[Entries from a dataset]
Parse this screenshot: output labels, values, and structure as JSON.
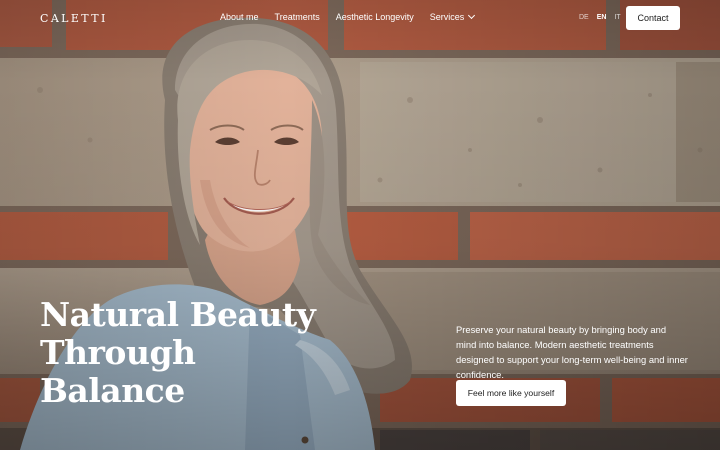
{
  "brand": {
    "logo": "CALETTI"
  },
  "nav": {
    "items": [
      {
        "label": "About me"
      },
      {
        "label": "Treatments"
      },
      {
        "label": "Aesthetic Longevity"
      },
      {
        "label": "Services"
      }
    ],
    "languages": [
      {
        "label": "DE",
        "active": false
      },
      {
        "label": "EN",
        "active": true
      },
      {
        "label": "IT",
        "active": false
      }
    ],
    "contact_label": "Contact"
  },
  "hero": {
    "headline_lines": [
      "Natural Beauty",
      "Through",
      "Balance"
    ],
    "description": "Preserve your natural beauty by bringing body and mind into balance. Modern aesthetic treatments designed to support your long-term well-being and inner confidence.",
    "cta_label": "Feel more like yourself",
    "image": "portrait-woman-smiling-brick-wall"
  },
  "colors": {
    "brick": "#b4573d",
    "stone": "#a9998a",
    "shirt": "#a9bfd0",
    "button_bg": "#ffffff",
    "button_text": "#1d1d1d"
  }
}
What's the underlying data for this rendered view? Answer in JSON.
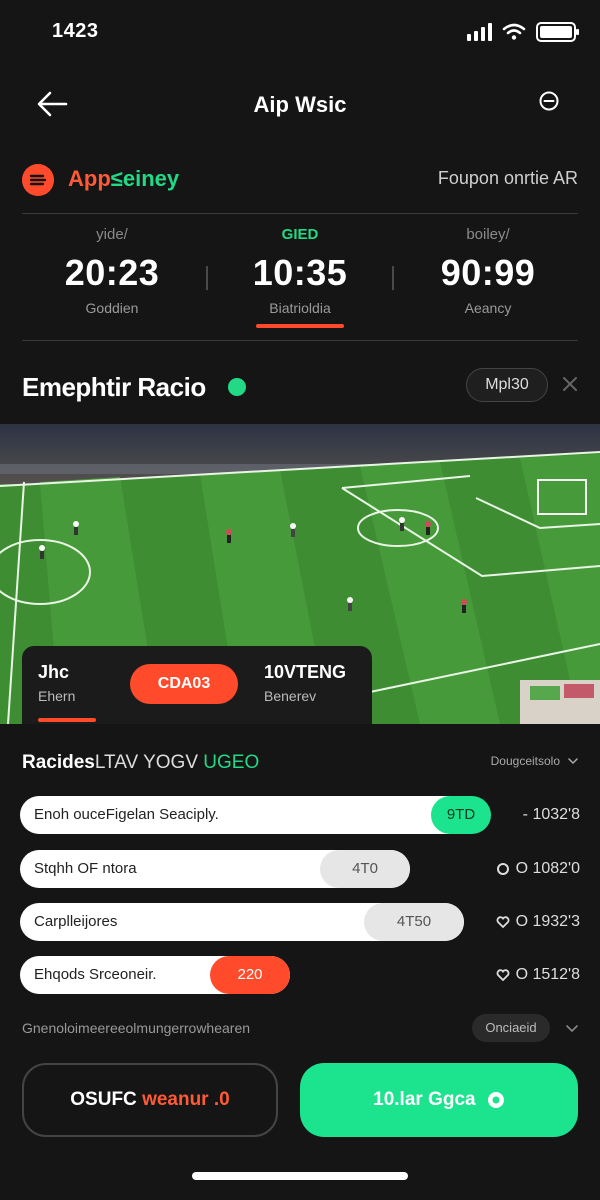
{
  "status_bar": {
    "time": "1423"
  },
  "nav": {
    "title": "Aip Wsic"
  },
  "brand": {
    "name_part1": "App",
    "name_part2": "≤einey",
    "right_text": "Foupon onrtie AR"
  },
  "stats": [
    {
      "top": "yide/",
      "value": "20:23",
      "sub": "Goddien",
      "active": false
    },
    {
      "top": "GIED",
      "value": "10:35",
      "sub": "Biatrioldia",
      "active": true
    },
    {
      "top": "boiley/",
      "value": "90:99",
      "sub": "Aeancy",
      "active": false
    }
  ],
  "section": {
    "title": "Emephtir Racio",
    "pill": "Mpl30"
  },
  "score": {
    "left_name": "Jhc",
    "left_sub": "Ehern",
    "score_label": "CDA03",
    "right_name": "10VTENG",
    "right_sub": "Benerev"
  },
  "list": {
    "title_main": "Racides",
    "title_mid": "LTAV  YOGV",
    "title_accent": "UGEO",
    "filter": "Dougceitsolo",
    "rows": [
      {
        "label": "Enoh ouceFigelan Seaciply.",
        "badge": "9TD",
        "value": "- 1032'8",
        "fill": 0.84,
        "badge_color": "#1be38e",
        "badge_text_color": "#0d3b24"
      },
      {
        "label": "Stqhh OF ntora",
        "badge": "4T0",
        "value": "O 1082'0",
        "fill": 0.7,
        "badge_color": "#e6e6e6",
        "badge_text_color": "#555555"
      },
      {
        "label": "Carplleijores",
        "badge": "4T50",
        "value": "O 1932'3",
        "fill": 0.79,
        "badge_color": "#e6e6e6",
        "badge_text_color": "#555555"
      },
      {
        "label": "Ehqods Srceoneir.",
        "badge": "220",
        "value": "O 1512'8",
        "fill": 0.48,
        "badge_color": "#ff4b2b",
        "badge_text_color": "#ffffff"
      }
    ]
  },
  "footer_hint": {
    "text": "Gnenoloimeereeolmungerrowhearen",
    "pill": "Onciaeid"
  },
  "cta": {
    "left_part1": "OSUFC",
    "left_part2": "weanur .0",
    "right": "10.lar Ggca"
  }
}
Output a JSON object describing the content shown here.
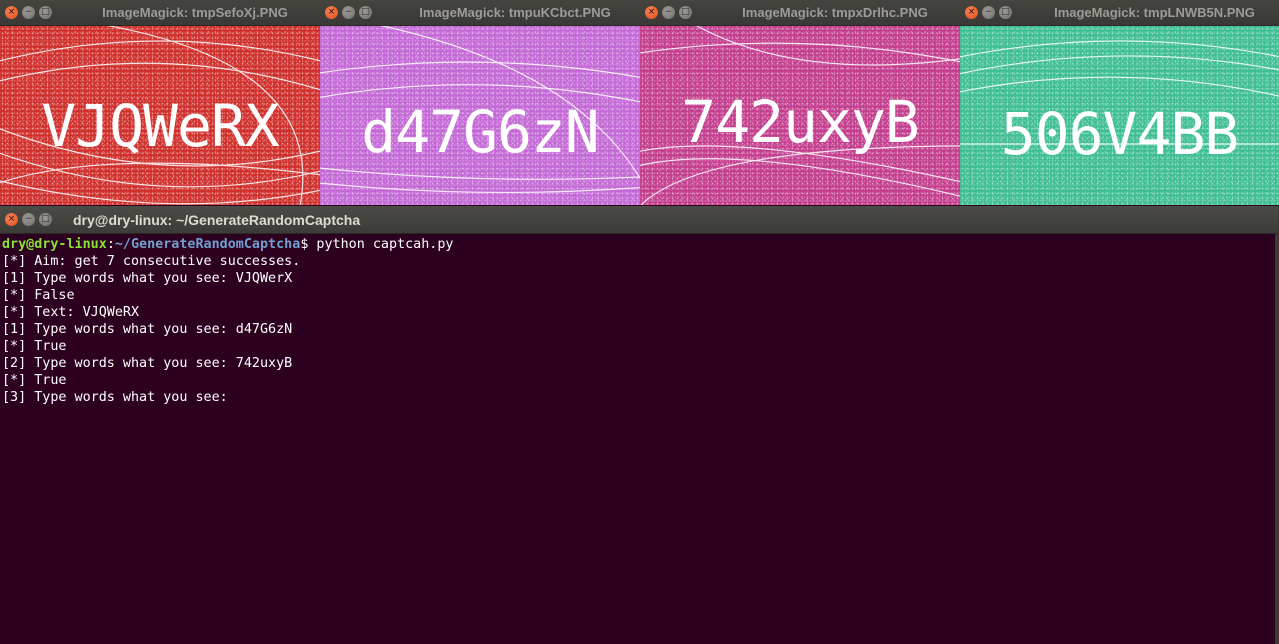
{
  "image_windows": [
    {
      "title": "ImageMagick: tmpSefoXj.PNG",
      "captcha_text": "VJQWeRX",
      "background": "#d0312d"
    },
    {
      "title": "ImageMagick: tmpuKCbct.PNG",
      "captcha_text": "d47G6zN",
      "background": "#c46ad6"
    },
    {
      "title": "ImageMagick: tmpxDrlhc.PNG",
      "captcha_text": "742uxyB",
      "background": "#c4408f"
    },
    {
      "title": "ImageMagick: tmpLNWB5N.PNG",
      "captcha_text": "506V4BB",
      "background": "#3fbf93"
    }
  ],
  "window_controls": {
    "close_icon": "close-icon",
    "minimize_icon": "minimize-icon",
    "maximize_icon": "maximize-icon"
  },
  "terminal": {
    "title": "dry@dry-linux: ~/GenerateRandomCaptcha",
    "prompt": {
      "user_host": "dry@dry-linux",
      "separator": ":",
      "path": "~/GenerateRandomCaptcha",
      "symbol": "$",
      "command": " python captcah.py"
    },
    "lines": [
      "[*] Aim: get 7 consecutive successes.",
      "[1] Type words what you see: VJQWerX",
      "[*] False",
      "[*] Text: VJQWeRX",
      "[1] Type words what you see: d47G6zN",
      "[*] True",
      "[2] Type words what you see: 742uxyB",
      "[*] True",
      "[3] Type words what you see: "
    ],
    "colors": {
      "background": "#2c001e",
      "user_host": "#8ae234",
      "path": "#729fcf",
      "text": "#ffffff"
    }
  }
}
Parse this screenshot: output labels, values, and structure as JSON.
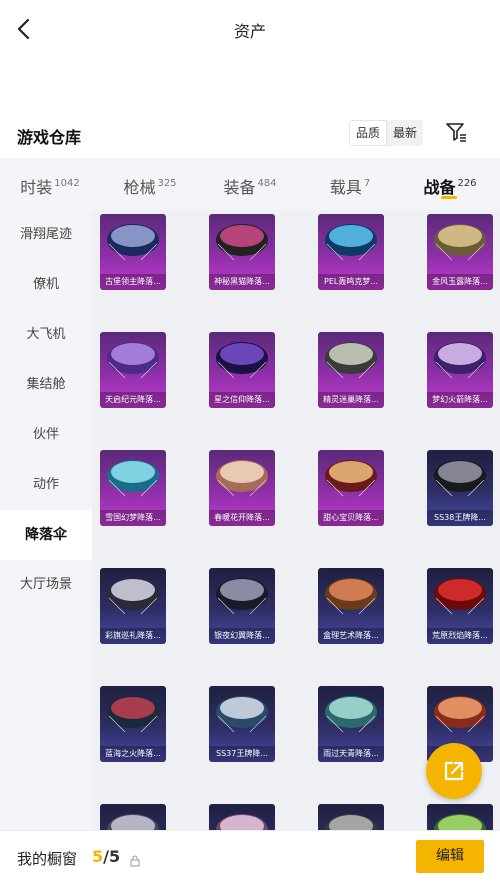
{
  "header": {
    "title": "资产"
  },
  "warehouse": {
    "title": "游戏仓库",
    "sort_quality": "品质",
    "sort_newest": "最新"
  },
  "tabs": [
    {
      "label": "时装",
      "count": "1042"
    },
    {
      "label": "枪械",
      "count": "325"
    },
    {
      "label": "装备",
      "count": "484"
    },
    {
      "label": "载具",
      "count": "7"
    },
    {
      "label": "战备",
      "count": "226"
    }
  ],
  "active_tab": "战备",
  "sidebar": [
    {
      "label": "滑翔尾迹"
    },
    {
      "label": "僚机"
    },
    {
      "label": "大飞机"
    },
    {
      "label": "集结舱"
    },
    {
      "label": "伙伴"
    },
    {
      "label": "动作"
    },
    {
      "label": "降落伞"
    },
    {
      "label": "大厅场景"
    }
  ],
  "active_sidebar": "降落伞",
  "items": [
    {
      "name": "古堡领主降落..."
    },
    {
      "name": "神秘黑猫降落..."
    },
    {
      "name": "PEL轰鸣克梦..."
    },
    {
      "name": "金风玉露降落..."
    },
    {
      "name": "天启纪元降落..."
    },
    {
      "name": "星之信仰降落..."
    },
    {
      "name": "精灵迷巢降落..."
    },
    {
      "name": "梦幻火箭降落..."
    },
    {
      "name": "雪国幻梦降落..."
    },
    {
      "name": "春暖花开降落..."
    },
    {
      "name": "甜心宝贝降落..."
    },
    {
      "name": "SS38王牌降..."
    },
    {
      "name": "彩旗巡礼降落..."
    },
    {
      "name": "银夜幻翼降落..."
    },
    {
      "name": "盒理艺术降落..."
    },
    {
      "name": "荒原烈焰降落..."
    },
    {
      "name": "蓝海之火降落..."
    },
    {
      "name": "SS37王牌降..."
    },
    {
      "name": "雨过天青降落..."
    },
    {
      "name": ""
    },
    {
      "name": ""
    },
    {
      "name": ""
    },
    {
      "name": ""
    },
    {
      "name": ""
    }
  ],
  "colors": {
    "accent": "#f5b400",
    "rarity_purple": "#9b2fb5",
    "rarity_blue": "#3b3b8c"
  },
  "bottom": {
    "label": "我的橱窗",
    "used": "5",
    "total": "/5",
    "edit_label": "编辑"
  }
}
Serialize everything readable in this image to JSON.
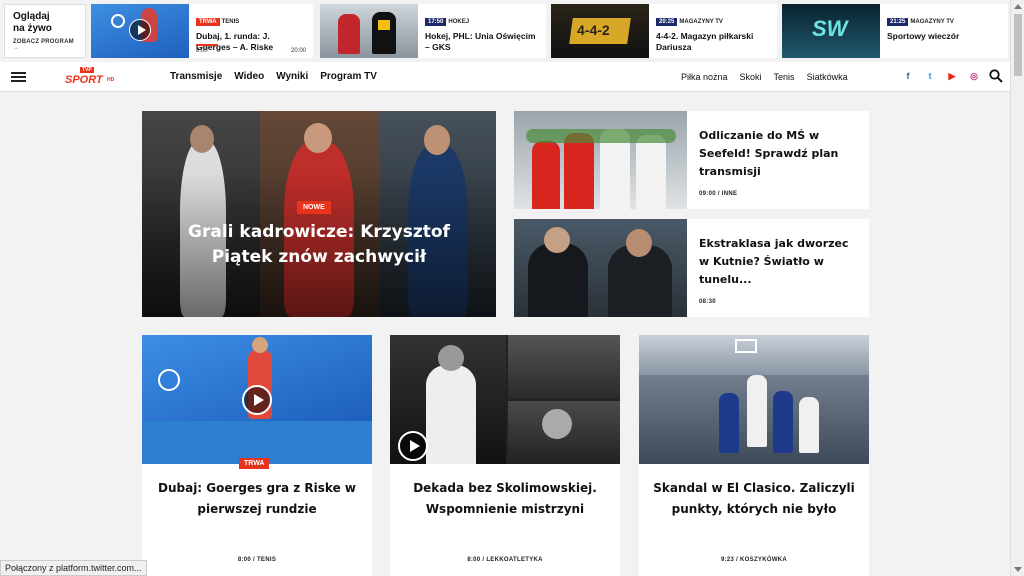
{
  "top_strip": {
    "live_box": {
      "title": "Oglądaj na żywo",
      "link": "ZOBACZ PROGRAM",
      "arrow": "→"
    },
    "cards": [
      {
        "tag": "TRWA",
        "tag_color": "#e8341c",
        "label": "TENIS",
        "title": "Dubaj, 1. runda: J. Goerges – A. Riske",
        "start": "8:00",
        "end": "20:00",
        "play": true
      },
      {
        "tag": "17:50",
        "tag_color": "#1c2a6b",
        "label": "HOKEJ",
        "title": "Hokej, PHL: Unia Oświęcim – GKS",
        "play": false
      },
      {
        "tag": "20:25",
        "tag_color": "#1c2a6b",
        "label": "MAGAZYNY TV",
        "title": "4-4-2. Magazyn piłkarski Dariusza",
        "thumb_text": "4-4-2",
        "play": false
      },
      {
        "tag": "21:25",
        "tag_color": "#1c2a6b",
        "label": "MAGAZYNY TV",
        "title": "Sportowy wieczór",
        "thumb_text": "SW",
        "play": false
      }
    ]
  },
  "nav": {
    "logo": {
      "tvp": "TVP",
      "sport": "SPORT",
      "hd": "HD"
    },
    "menu": [
      "Transmisje",
      "Wideo",
      "Wyniki",
      "Program TV"
    ],
    "categories": [
      "Piłka nożna",
      "Skoki",
      "Tenis",
      "Siatkówka"
    ],
    "social": [
      {
        "icon": "facebook-icon",
        "glyph": "f",
        "color": "#3b5998"
      },
      {
        "icon": "twitter-icon",
        "glyph": "t",
        "color": "#1da1f2"
      },
      {
        "icon": "youtube-icon",
        "glyph": "▶",
        "color": "#e62117"
      },
      {
        "icon": "instagram-icon",
        "glyph": "◎",
        "color": "#c13584"
      }
    ]
  },
  "hero": {
    "badge": "NOWE",
    "headline": "Grali kadrowicze: Krzysztof Piątek znów zachwycił"
  },
  "side_news": [
    {
      "title": "Odliczanie do MŚ w Seefeld! Sprawdź plan transmisji",
      "meta": "09:00 / INNE"
    },
    {
      "title": "Ekstraklasa jak dworzec w Kutnie? Światło w tunelu...",
      "meta": "08:30"
    }
  ],
  "cards": [
    {
      "title": "Dubaj: Goerges gra z Riske w pierwszej rundzie",
      "meta": "8:00 / TENIS",
      "badge": "TRWA",
      "play": true
    },
    {
      "title": "Dekada bez Skolimowskiej. Wspomnienie mistrzyni",
      "meta": "8:00 / LEKKOATLETYKA",
      "play": true
    },
    {
      "title": "Skandal w El Clasico. Zaliczyli punkty, których nie było",
      "meta": "9:23 / KOSZYKÓWKA",
      "play": false
    }
  ],
  "status_bar": "Połączony z platform.twitter.com..."
}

• [WHAT TO WORK ON]:
Gather every line from the entries above where the word "count" appears, and copy them.

• [REPLY TO THE EXERCISE]:
      "count": "1042"
      "count": "325"
      "count": "484"
      "count": "7"
      "count": "226"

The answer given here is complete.